Send back all the data below, exactly as given.
■ ■ ■ ■ ■
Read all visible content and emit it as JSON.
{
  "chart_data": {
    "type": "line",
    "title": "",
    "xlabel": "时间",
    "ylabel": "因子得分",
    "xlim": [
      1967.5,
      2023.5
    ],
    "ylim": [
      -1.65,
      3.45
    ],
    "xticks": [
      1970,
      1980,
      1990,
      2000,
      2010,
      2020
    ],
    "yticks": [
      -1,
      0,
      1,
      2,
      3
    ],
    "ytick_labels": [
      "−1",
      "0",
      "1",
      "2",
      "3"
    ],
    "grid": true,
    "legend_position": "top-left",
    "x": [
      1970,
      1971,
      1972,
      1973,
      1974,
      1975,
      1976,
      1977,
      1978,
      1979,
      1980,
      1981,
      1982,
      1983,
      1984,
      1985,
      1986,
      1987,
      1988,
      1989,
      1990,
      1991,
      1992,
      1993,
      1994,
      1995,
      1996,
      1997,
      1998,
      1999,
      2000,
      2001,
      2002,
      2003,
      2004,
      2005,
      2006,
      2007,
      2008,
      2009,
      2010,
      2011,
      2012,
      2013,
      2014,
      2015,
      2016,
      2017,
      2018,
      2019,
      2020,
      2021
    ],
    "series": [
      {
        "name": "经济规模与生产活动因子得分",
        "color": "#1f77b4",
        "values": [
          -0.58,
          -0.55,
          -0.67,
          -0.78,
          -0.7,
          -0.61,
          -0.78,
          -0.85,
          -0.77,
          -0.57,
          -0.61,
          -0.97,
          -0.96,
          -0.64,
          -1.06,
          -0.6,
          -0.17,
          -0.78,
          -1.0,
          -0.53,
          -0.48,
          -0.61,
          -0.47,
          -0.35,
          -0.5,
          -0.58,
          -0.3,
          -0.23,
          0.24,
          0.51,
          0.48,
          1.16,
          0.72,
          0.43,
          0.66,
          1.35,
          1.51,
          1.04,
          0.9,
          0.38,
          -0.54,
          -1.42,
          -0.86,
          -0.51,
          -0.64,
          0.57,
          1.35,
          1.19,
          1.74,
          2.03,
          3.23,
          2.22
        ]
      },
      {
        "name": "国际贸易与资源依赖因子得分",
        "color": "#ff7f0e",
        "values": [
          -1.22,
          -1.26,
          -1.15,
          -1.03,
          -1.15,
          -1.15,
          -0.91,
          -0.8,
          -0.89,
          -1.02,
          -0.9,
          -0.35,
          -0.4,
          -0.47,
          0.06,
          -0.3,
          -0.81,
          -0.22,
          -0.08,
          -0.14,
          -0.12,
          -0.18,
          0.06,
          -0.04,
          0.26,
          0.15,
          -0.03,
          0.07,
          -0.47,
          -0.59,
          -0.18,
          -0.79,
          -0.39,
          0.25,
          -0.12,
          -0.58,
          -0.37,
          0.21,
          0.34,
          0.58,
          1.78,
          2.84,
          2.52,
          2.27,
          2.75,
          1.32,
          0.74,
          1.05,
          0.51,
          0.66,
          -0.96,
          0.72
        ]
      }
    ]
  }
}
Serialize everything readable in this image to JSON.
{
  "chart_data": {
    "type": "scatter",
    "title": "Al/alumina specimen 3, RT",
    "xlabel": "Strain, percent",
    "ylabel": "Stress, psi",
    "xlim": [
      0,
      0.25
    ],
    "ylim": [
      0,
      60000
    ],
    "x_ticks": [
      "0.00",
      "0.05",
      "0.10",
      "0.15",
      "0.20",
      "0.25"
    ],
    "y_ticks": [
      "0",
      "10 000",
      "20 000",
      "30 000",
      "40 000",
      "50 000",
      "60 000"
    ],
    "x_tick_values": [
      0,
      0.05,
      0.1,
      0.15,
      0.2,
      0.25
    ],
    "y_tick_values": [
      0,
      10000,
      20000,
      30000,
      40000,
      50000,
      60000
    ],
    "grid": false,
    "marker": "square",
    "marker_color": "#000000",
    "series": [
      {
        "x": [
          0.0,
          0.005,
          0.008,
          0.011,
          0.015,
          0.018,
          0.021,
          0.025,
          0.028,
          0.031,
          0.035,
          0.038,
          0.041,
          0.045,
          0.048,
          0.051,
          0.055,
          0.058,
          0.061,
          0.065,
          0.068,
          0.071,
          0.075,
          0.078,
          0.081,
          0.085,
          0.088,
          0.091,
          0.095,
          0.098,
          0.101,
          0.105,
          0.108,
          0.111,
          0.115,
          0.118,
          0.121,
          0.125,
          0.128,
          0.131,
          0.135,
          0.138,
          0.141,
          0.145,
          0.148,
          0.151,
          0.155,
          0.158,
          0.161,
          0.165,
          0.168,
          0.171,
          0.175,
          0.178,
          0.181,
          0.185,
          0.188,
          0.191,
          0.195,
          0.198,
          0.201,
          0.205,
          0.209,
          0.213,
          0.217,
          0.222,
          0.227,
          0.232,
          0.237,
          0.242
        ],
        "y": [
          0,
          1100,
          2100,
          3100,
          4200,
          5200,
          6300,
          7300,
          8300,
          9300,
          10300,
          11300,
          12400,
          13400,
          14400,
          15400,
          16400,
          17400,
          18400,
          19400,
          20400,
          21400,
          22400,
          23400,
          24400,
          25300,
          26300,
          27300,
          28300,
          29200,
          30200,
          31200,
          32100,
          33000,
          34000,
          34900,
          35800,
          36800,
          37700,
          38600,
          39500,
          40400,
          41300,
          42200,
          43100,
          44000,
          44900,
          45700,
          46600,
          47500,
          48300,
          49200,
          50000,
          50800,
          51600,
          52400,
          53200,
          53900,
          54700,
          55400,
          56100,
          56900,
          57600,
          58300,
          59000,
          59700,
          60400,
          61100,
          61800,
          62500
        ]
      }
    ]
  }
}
■ ■ ■ ■ ■
* _Response to this task_:
Read all visible content and emit it as JSON.
{
  "chart_data": {
    "type": "line",
    "title": "",
    "xlabel": "时间",
    "ylabel": "因子得分",
    "xlim": [
      1967.5,
      2023.5
    ],
    "ylim": [
      -1.65,
      3.45
    ],
    "xticks": [
      1970,
      1980,
      1990,
      2000,
      2010,
      2020
    ],
    "yticks": [
      -1,
      0,
      1,
      2,
      3
    ],
    "ytick_labels": [
      "−1",
      "0",
      "1",
      "2",
      "3"
    ],
    "grid": true,
    "legend_position": "top-left",
    "x": [
      1970,
      1971,
      1972,
      1973,
      1974,
      1975,
      1976,
      1977,
      1978,
      1979,
      1980,
      1981,
      1982,
      1983,
      1984,
      1985,
      1986,
      1987,
      1988,
      1989,
      1990,
      1991,
      1992,
      1993,
      1994,
      1995,
      1996,
      1997,
      1998,
      1999,
      2000,
      2001,
      2002,
      2003,
      2004,
      2005,
      2006,
      2007,
      2008,
      2009,
      2010,
      2011,
      2012,
      2013,
      2014,
      2015,
      2016,
      2017,
      2018,
      2019,
      2020,
      2021
    ],
    "series": [
      {
        "name": "经济规模与生产活动因子得分",
        "color": "#1f77b4",
        "values": [
          -0.58,
          -0.55,
          -0.67,
          -0.78,
          -0.7,
          -0.61,
          -0.78,
          -0.85,
          -0.77,
          -0.57,
          -0.61,
          -0.97,
          -0.96,
          -0.64,
          -1.06,
          -0.6,
          -0.17,
          -0.78,
          -1.0,
          -0.53,
          -0.48,
          -0.61,
          -0.47,
          -0.35,
          -0.5,
          -0.58,
          -0.3,
          -0.23,
          0.24,
          0.51,
          0.48,
          1.16,
          0.72,
          0.43,
          0.66,
          1.35,
          1.51,
          1.04,
          0.9,
          0.38,
          -0.54,
          -1.42,
          -0.86,
          -0.51,
          -0.64,
          0.57,
          1.35,
          1.19,
          1.74,
          2.03,
          3.23,
          2.22
        ]
      },
      {
        "name": "国际贸易与资源依赖因子得分",
        "color": "#ff7f0e",
        "values": [
          -1.22,
          -1.26,
          -1.15,
          -1.03,
          -1.15,
          -1.15,
          -0.91,
          -0.8,
          -0.89,
          -1.02,
          -0.9,
          -0.35,
          -0.4,
          -0.47,
          0.06,
          -0.3,
          -0.81,
          -0.22,
          -0.08,
          -0.14,
          -0.12,
          -0.18,
          0.06,
          -0.04,
          0.26,
          0.15,
          -0.03,
          0.07,
          -0.47,
          -0.59,
          -0.18,
          -0.79,
          -0.39,
          0.25,
          -0.12,
          -0.58,
          -0.37,
          0.21,
          0.34,
          0.58,
          1.78,
          2.84,
          2.52,
          2.27,
          2.75,
          1.32,
          0.74,
          1.05,
          0.51,
          0.66,
          -0.96,
          0.72
        ]
      }
    ]
  }
}
Serialize everything readable in this image to JSON.
{
  "chart_data": {
    "type": "scatter",
    "title": "Al/alumina specimen 3, RT",
    "xlabel": "Strain, percent",
    "ylabel": "Stress, psi",
    "xlim": [
      0,
      0.25
    ],
    "ylim": [
      0,
      60000
    ],
    "x_ticks": [
      "0.00",
      "0.05",
      "0.10",
      "0.15",
      "0.20",
      "0.25"
    ],
    "y_ticks": [
      "0",
      "10 000",
      "20 000",
      "30 000",
      "40 000",
      "50 000",
      "60 000"
    ],
    "x_tick_values": [
      0,
      0.05,
      0.1,
      0.15,
      0.2,
      0.25
    ],
    "y_tick_values": [
      0,
      10000,
      20000,
      30000,
      40000,
      50000,
      60000
    ],
    "grid": false,
    "marker": "square",
    "marker_color": "#000000",
    "series": [
      {
        "x": [
          0.0,
          0.005,
          0.008,
          0.011,
          0.015,
          0.018,
          0.021,
          0.025,
          0.028,
          0.031,
          0.035,
          0.038,
          0.041,
          0.045,
          0.048,
          0.051,
          0.055,
          0.058,
          0.061,
          0.065,
          0.068,
          0.071,
          0.075,
          0.078,
          0.081,
          0.085,
          0.088,
          0.091,
          0.095,
          0.098,
          0.101,
          0.105,
          0.108,
          0.111,
          0.115,
          0.118,
          0.121,
          0.125,
          0.128,
          0.131,
          0.135,
          0.138,
          0.141,
          0.145,
          0.148,
          0.151,
          0.155,
          0.158,
          0.161,
          0.165,
          0.168,
          0.171,
          0.175,
          0.178,
          0.181,
          0.185,
          0.188,
          0.191,
          0.195,
          0.198,
          0.201,
          0.205,
          0.209,
          0.213,
          0.217,
          0.222,
          0.227,
          0.232,
          0.237,
          0.242
        ],
        "y": [
          0,
          1100,
          2100,
          3100,
          4200,
          5200,
          6300,
          7300,
          8300,
          9300,
          10300,
          11300,
          12400,
          13400,
          14400,
          15400,
          16400,
          17400,
          18400,
          19400,
          20400,
          21400,
          22400,
          23400,
          24400,
          25300,
          26300,
          27300,
          28300,
          29200,
          30200,
          31200,
          32100,
          33000,
          34000,
          34900,
          35800,
          36800,
          37700,
          38600,
          39500,
          40400,
          41300,
          42200,
          43100,
          44000,
          44900,
          45700,
          46600,
          47500,
          48300,
          49200,
          50000,
          50800,
          51600,
          52400,
          53200,
          53900,
          54700,
          55400,
          56100,
          56900,
          57600,
          58300,
          59000,
          59700,
          60400,
          61100,
          61800,
          62500
        ]
      }
    ]
  }
}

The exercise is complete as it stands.